__Short problem__.
Pick every line from the data that holds the word "NextStep".
START
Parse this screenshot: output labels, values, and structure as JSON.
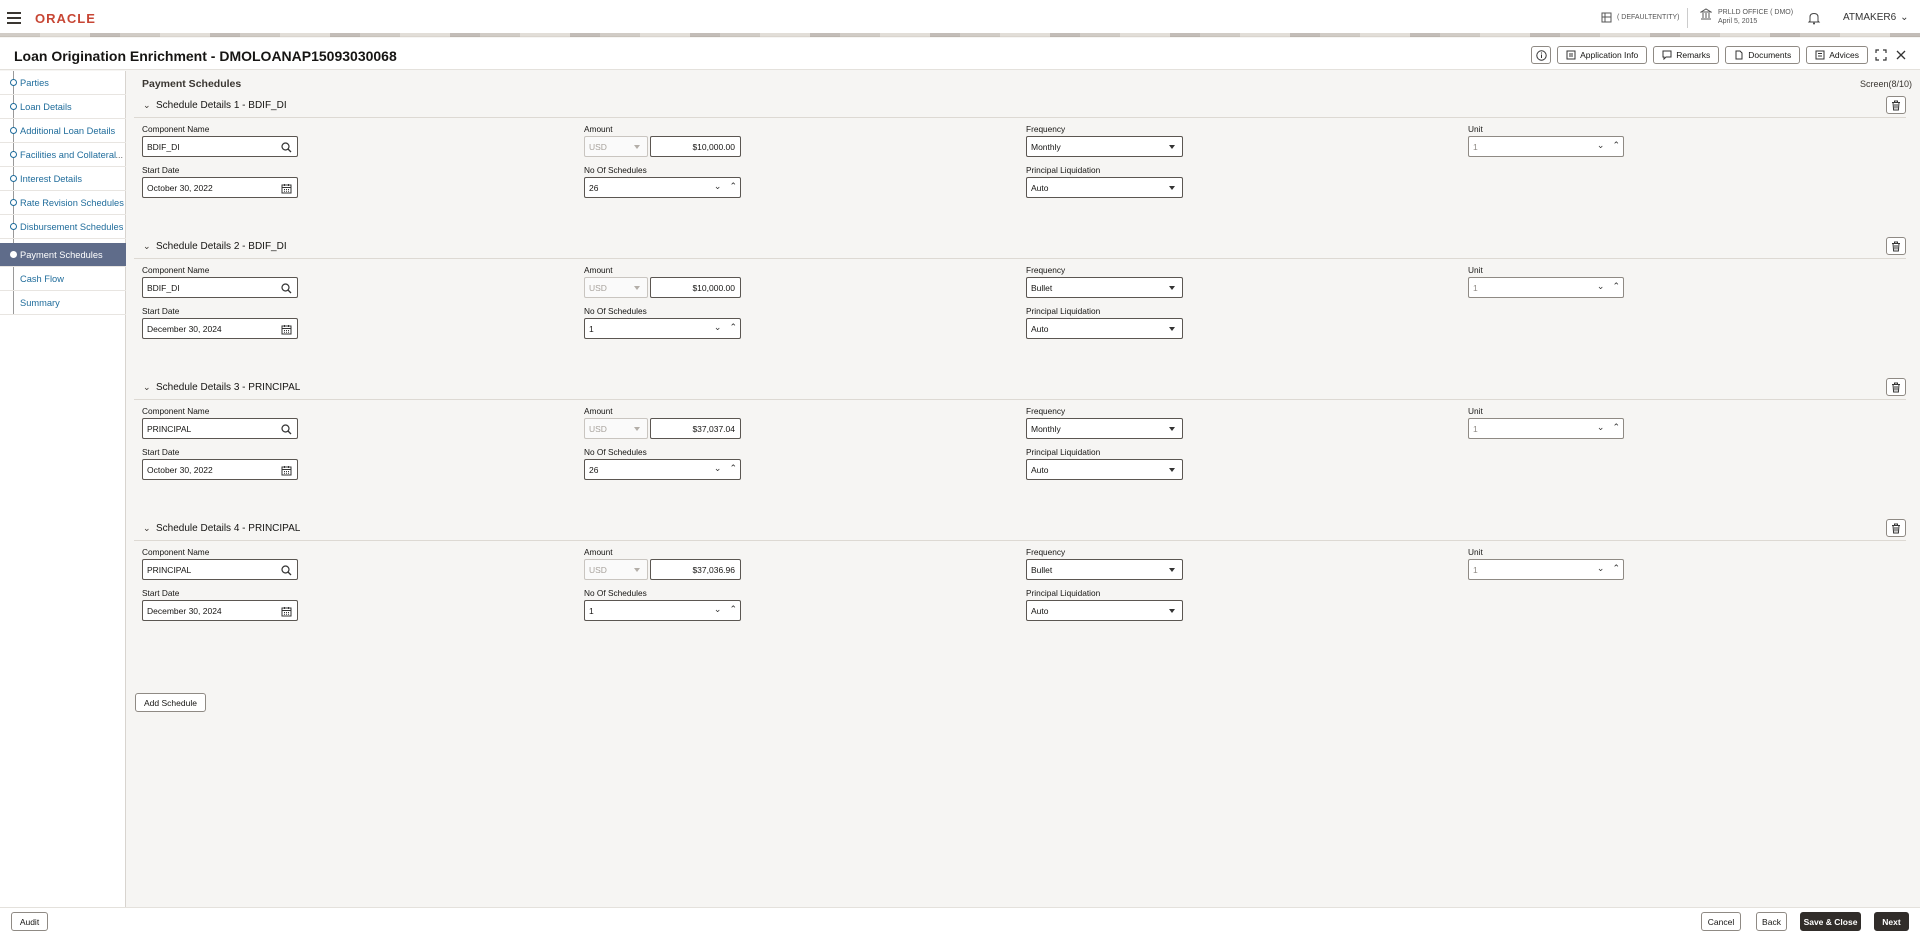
{
  "header": {
    "brand": "ORACLE",
    "entity": "( DEFAULTENTITY)",
    "branch_name": "PRLLD OFFICE ( DMO)",
    "branch_date": "April 5, 2015",
    "user": "ATMAKER6"
  },
  "titlebar": {
    "title": "Loan Origination Enrichment - DMOLOANAP15093030068",
    "buttons": {
      "app_info": "Application Info",
      "remarks": "Remarks",
      "documents": "Documents",
      "advices": "Advices"
    }
  },
  "nav": {
    "items": [
      {
        "label": "Parties"
      },
      {
        "label": "Loan Details"
      },
      {
        "label": "Additional Loan Details"
      },
      {
        "label": "Facilities and Collateral"
      },
      {
        "label": "Interest Details"
      },
      {
        "label": "Rate Revision Schedules"
      },
      {
        "label": "Disbursement Schedules"
      },
      {
        "label": "Payment Schedules"
      },
      {
        "label": "Cash Flow"
      },
      {
        "label": "Summary"
      }
    ],
    "more": "..."
  },
  "main": {
    "page_title": "Payment Schedules",
    "screen": "Screen(8/10)",
    "labels": {
      "component_name": "Component Name",
      "amount": "Amount",
      "frequency": "Frequency",
      "unit": "Unit",
      "start_date": "Start Date",
      "no_of_schedules": "No Of Schedules",
      "principal_liquidation": "Principal Liquidation"
    },
    "sections": [
      {
        "title": "Schedule Details 1 - BDIF_DI",
        "component": "BDIF_DI",
        "currency": "USD",
        "amount": "$10,000.00",
        "frequency": "Monthly",
        "unit": "1",
        "start_date": "October 30, 2022",
        "schedules": "26",
        "liquidation": "Auto"
      },
      {
        "title": "Schedule Details 2 - BDIF_DI",
        "component": "BDIF_DI",
        "currency": "USD",
        "amount": "$10,000.00",
        "frequency": "Bullet",
        "unit": "1",
        "start_date": "December 30, 2024",
        "schedules": "1",
        "liquidation": "Auto"
      },
      {
        "title": "Schedule Details 3 - PRINCIPAL",
        "component": "PRINCIPAL",
        "currency": "USD",
        "amount": "$37,037.04",
        "frequency": "Monthly",
        "unit": "1",
        "start_date": "October 30, 2022",
        "schedules": "26",
        "liquidation": "Auto"
      },
      {
        "title": "Schedule Details 4 - PRINCIPAL",
        "component": "PRINCIPAL",
        "currency": "USD",
        "amount": "$37,036.96",
        "frequency": "Bullet",
        "unit": "1",
        "start_date": "December 30, 2024",
        "schedules": "1",
        "liquidation": "Auto"
      }
    ],
    "add_schedule": "Add Schedule"
  },
  "footer": {
    "audit": "Audit",
    "cancel": "Cancel",
    "back": "Back",
    "save_close": "Save & Close",
    "next": "Next"
  },
  "icons": {
    "menu": "hamburger-icon",
    "info": "info-icon",
    "bell": "bell-icon",
    "search": "search-icon",
    "calendar": "calendar-icon",
    "trash": "trash-icon"
  },
  "colors": {
    "brand": "#c74634",
    "nav_active": "#5f6c8a",
    "link": "#1f6c9b",
    "primary_button": "#312d2a"
  }
}
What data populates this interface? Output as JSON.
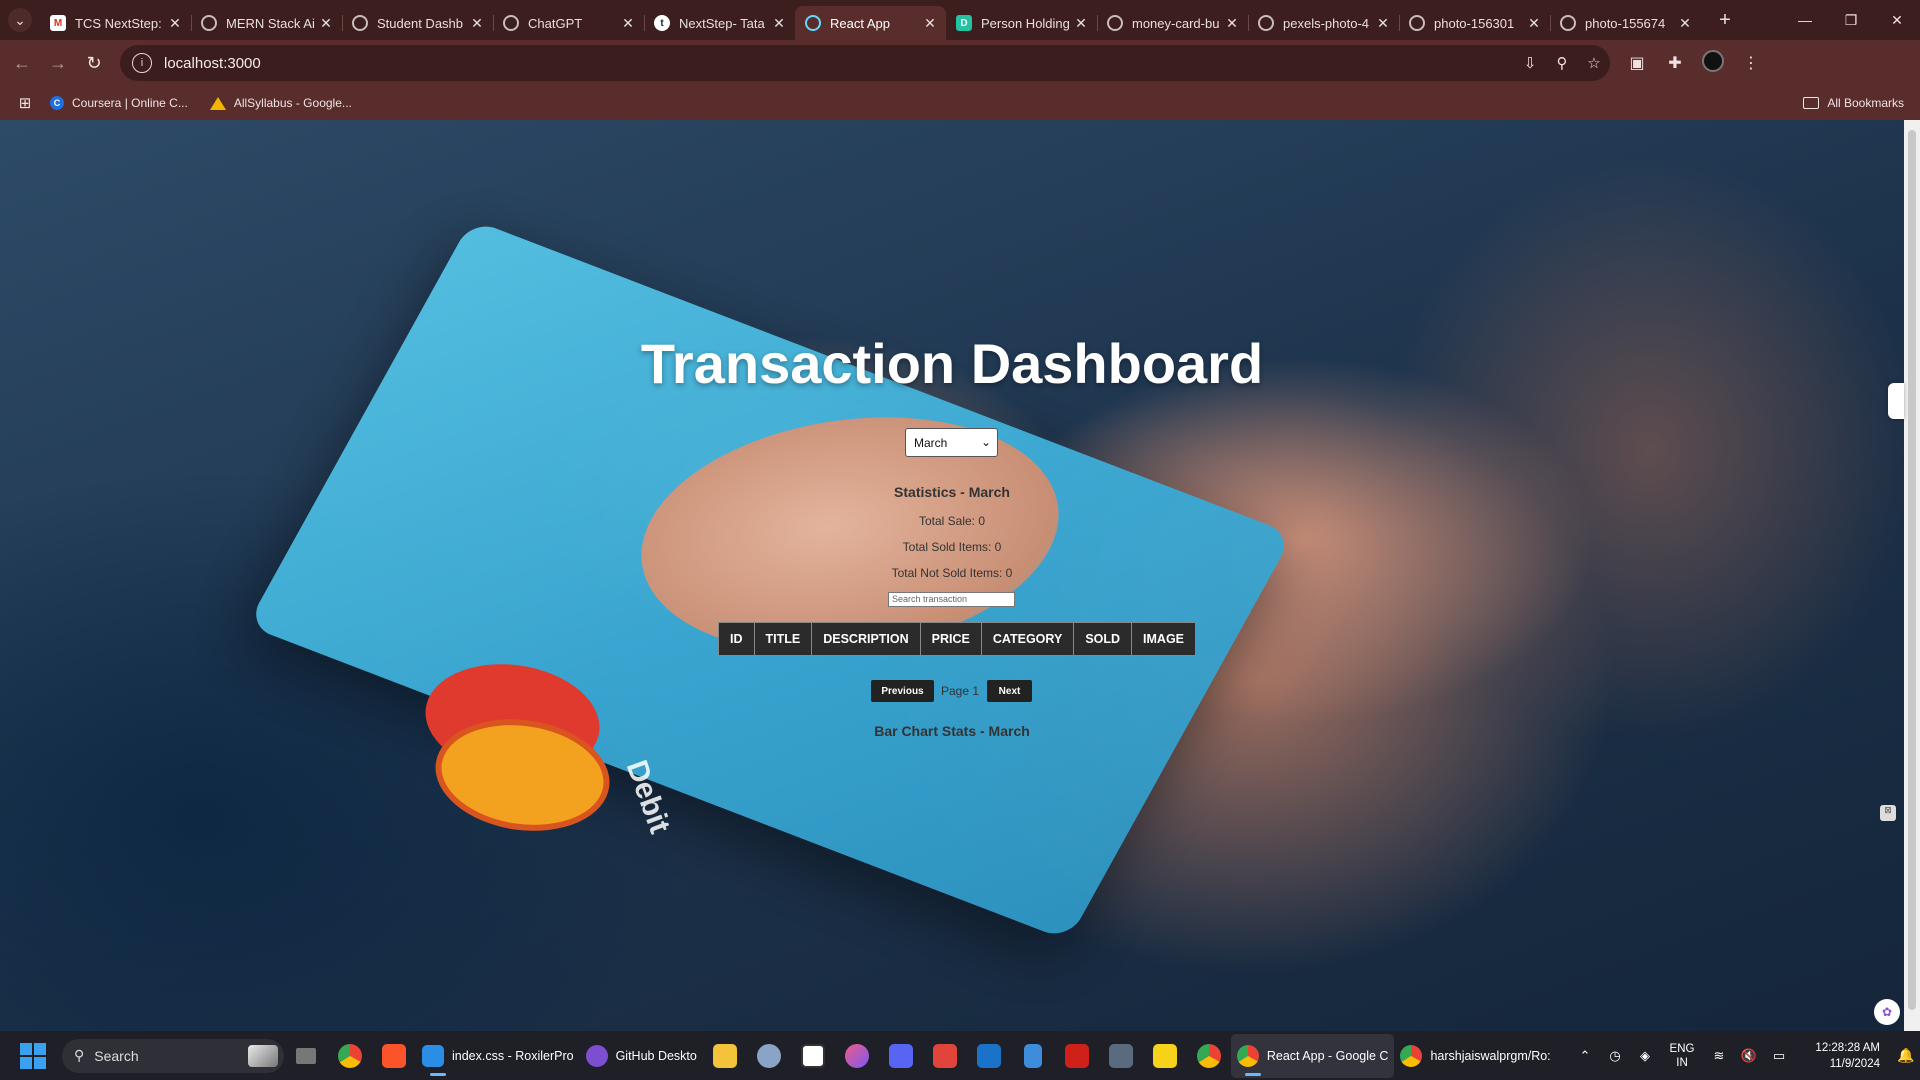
{
  "browser": {
    "tabs": [
      {
        "title": "TCS NextStep:",
        "icon": "gmail-icon"
      },
      {
        "title": "MERN Stack Ai",
        "icon": "chatgpt-icon"
      },
      {
        "title": "Student Dashb",
        "icon": "globe-icon"
      },
      {
        "title": "ChatGPT",
        "icon": "chatgpt-icon"
      },
      {
        "title": "NextStep- Tata",
        "icon": "tcs-icon"
      },
      {
        "title": "React App",
        "icon": "react-icon"
      },
      {
        "title": "Person Holding",
        "icon": "doc-icon"
      },
      {
        "title": "money-card-bu",
        "icon": "globe-icon"
      },
      {
        "title": "pexels-photo-4",
        "icon": "globe-icon"
      },
      {
        "title": "photo-156301",
        "icon": "globe-icon"
      },
      {
        "title": "photo-155674",
        "icon": "globe-icon"
      }
    ],
    "active_tab_index": 5,
    "url": "localhost:3000",
    "bookmarks": [
      {
        "label": "Coursera | Online C...",
        "icon": "coursera-icon"
      },
      {
        "label": "AllSyllabus - Google...",
        "icon": "google-drive-icon"
      }
    ],
    "all_bookmarks_label": "All Bookmarks"
  },
  "page": {
    "title": "Transaction Dashboard",
    "month_select": {
      "selected": "March"
    },
    "statistics": {
      "title": "Statistics - March",
      "total_sale": "Total Sale: 0",
      "total_sold": "Total Sold Items: 0",
      "total_not_sold": "Total Not Sold Items: 0"
    },
    "search_placeholder": "Search transaction",
    "table_headers": [
      "ID",
      "TITLE",
      "DESCRIPTION",
      "PRICE",
      "CATEGORY",
      "SOLD",
      "IMAGE"
    ],
    "pagination": {
      "previous_label": "Previous",
      "page_label": "Page 1",
      "next_label": "Next"
    },
    "bar_chart_title": "Bar Chart Stats - March",
    "background_card_text": "Debit"
  },
  "taskbar": {
    "search_label": "Search",
    "apps": [
      {
        "label": "index.css - RoxilerPro",
        "icon": "vscode-icon"
      },
      {
        "label": "GitHub Deskto",
        "icon": "github-icon"
      },
      {
        "label": "React App - Google C",
        "icon": "chrome-icon"
      },
      {
        "label": "harshjaiswalprgm/Ro:",
        "icon": "chrome-icon"
      }
    ],
    "lang_line1": "ENG",
    "lang_line2": "IN",
    "time": "12:28:28 AM",
    "date": "11/9/2024"
  },
  "colors": {
    "chrome_dark": "#3c1e1e",
    "chrome_toolbar": "#5a2d2d",
    "table_header_bg": "#2b2b2b",
    "button_bg": "#222222",
    "card_blue": "#3aaad6"
  }
}
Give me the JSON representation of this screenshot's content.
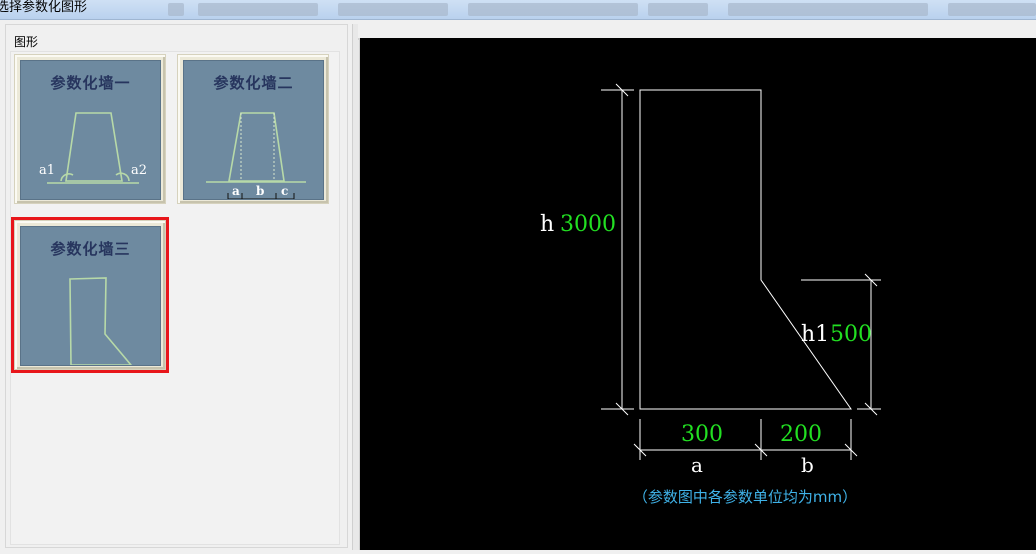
{
  "window": {
    "title": "选择参数化图形"
  },
  "shapes_panel": {
    "group_label": "图形",
    "items": [
      {
        "title": "参数化墙一",
        "labels": [
          "a1",
          "a2"
        ],
        "selected": false
      },
      {
        "title": "参数化墙二",
        "labels": [
          "a",
          "b",
          "c"
        ],
        "selected": false
      },
      {
        "title": "参数化墙三",
        "labels": [],
        "selected": true
      }
    ]
  },
  "preview": {
    "params": {
      "h": {
        "name": "h",
        "value": "3000"
      },
      "h1": {
        "name": "h1",
        "value": "500"
      },
      "a": {
        "name": "a",
        "value": "300"
      },
      "b": {
        "name": "b",
        "value": "200"
      }
    },
    "note": "（参数图中各参数单位均为mm）",
    "colors": {
      "background": "#000000",
      "lines": "#ffffff",
      "value_text": "#22e022",
      "name_text": "#ffffff",
      "note_text": "#3fb2e8",
      "selection": "#e8161b"
    }
  }
}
END
__Task output__.
        "title": "TCS NextStep:",
        "title": "NextStep- Tata",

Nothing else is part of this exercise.